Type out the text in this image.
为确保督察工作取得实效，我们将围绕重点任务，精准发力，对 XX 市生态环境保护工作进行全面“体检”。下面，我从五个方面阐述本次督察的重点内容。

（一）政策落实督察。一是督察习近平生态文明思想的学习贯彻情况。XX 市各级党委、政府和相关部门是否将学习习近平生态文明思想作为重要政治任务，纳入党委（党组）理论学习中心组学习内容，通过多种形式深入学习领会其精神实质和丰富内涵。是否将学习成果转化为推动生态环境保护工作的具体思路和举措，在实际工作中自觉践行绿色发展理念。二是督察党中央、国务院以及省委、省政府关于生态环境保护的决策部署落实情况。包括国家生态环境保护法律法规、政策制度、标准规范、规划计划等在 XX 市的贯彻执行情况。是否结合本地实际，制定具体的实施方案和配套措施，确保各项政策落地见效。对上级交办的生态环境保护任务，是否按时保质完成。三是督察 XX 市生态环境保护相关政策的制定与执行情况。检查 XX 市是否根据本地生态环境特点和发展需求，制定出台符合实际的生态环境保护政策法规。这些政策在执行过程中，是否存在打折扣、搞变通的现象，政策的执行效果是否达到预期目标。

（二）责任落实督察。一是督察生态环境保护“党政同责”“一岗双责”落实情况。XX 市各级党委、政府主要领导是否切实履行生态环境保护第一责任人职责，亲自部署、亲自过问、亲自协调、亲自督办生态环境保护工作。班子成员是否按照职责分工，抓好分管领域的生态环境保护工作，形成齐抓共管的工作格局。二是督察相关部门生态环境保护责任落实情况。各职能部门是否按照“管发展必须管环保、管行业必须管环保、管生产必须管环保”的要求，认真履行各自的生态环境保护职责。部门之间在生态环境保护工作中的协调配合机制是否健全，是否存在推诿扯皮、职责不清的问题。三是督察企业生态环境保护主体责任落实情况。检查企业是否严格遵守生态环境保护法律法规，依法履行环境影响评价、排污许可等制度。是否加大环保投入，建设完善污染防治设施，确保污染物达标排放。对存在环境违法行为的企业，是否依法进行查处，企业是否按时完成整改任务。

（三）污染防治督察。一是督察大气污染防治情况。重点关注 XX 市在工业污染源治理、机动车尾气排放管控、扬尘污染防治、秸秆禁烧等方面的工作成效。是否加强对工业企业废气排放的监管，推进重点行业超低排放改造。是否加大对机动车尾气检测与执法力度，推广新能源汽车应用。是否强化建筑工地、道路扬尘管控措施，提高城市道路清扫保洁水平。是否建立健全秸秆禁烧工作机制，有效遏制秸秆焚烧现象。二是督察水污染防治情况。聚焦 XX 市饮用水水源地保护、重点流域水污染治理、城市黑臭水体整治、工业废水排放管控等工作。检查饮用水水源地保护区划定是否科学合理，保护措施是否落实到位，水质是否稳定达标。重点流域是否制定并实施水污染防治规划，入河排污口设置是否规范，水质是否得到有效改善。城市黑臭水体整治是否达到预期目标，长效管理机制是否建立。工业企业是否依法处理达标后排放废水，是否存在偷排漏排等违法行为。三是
======
WRITTEN EXERCISE: Where a line of the entries contains the word "市各级党委", copy that line.

RIGHT ANSWER:
（一）政策落实督察。一是督察习近平生态文明思想的学习贯彻情况。XX 市各级党委、政府和相关部门是否将学习习近平生态文明思想作为重要政治任务，纳入党委（党组）理论学习中心组学习内容，通过多种形式深入学习领会其精神实质和丰富内涵。是否将学习成果转化为推动生态环境保护工作的具体思路和举措，在实际工作中自觉践行绿色发展理念。二是督察党中央、国务院以及省委、省政府关于生态环境保护的决策部署落实情况。包括国家生态环境保护法律法规、政策制度、标准规范、规划计划等在 XX 市的贯彻执行情况。是否结合本地实际，制定具体的实施方案和配套措施，确保各项政策落地见效。对上级交办的生态环境保护任务，是否按时保质完成。三是督察 XX 市生态环境保护相关政策的制定与执行情况。检查 XX 市是否根据本地生态环境特点和发展需求，制定出台符合实际的生态环境保护政策法规。这些政策在执行过程中，是否存在打折扣、搞变通的现象，政策的执行效果是否达到预期目标。
（二）责任落实督察。一是督察生态环境保护“党政同责”“一岗双责”落实情况。XX 市各级党委、政府主要领导是否切实履行生态环境保护第一责任人职责，亲自部署、亲自过问、亲自协调、亲自督办生态环境保护工作。班子成员是否按照职责分工，抓好分管领域的生态环境保护工作，形成齐抓共管的工作格局。二是督察相关部门生态环境保护责任落实情况。各职能部门是否按照“管发展必须管环保、管行业必须管环保、管生产必须管环保”的要求，认真履行各自的生态环境保护职责。部门之间在生态环境保护工作中的协调配合机制是否健全，是否存在推诿扯皮、职责不清的问题。三是督察企业生态环境保护主体责任落实情况。检查企业是否严格遵守生态环境保护法律法规，依法履行环境影响评价、排污许可等制度。是否加大环保投入，建设完善污染防治设施，确保污染物达标排放。对存在环境违法行为的企业，是否依法进行查处，企业是否按时完成整改任务。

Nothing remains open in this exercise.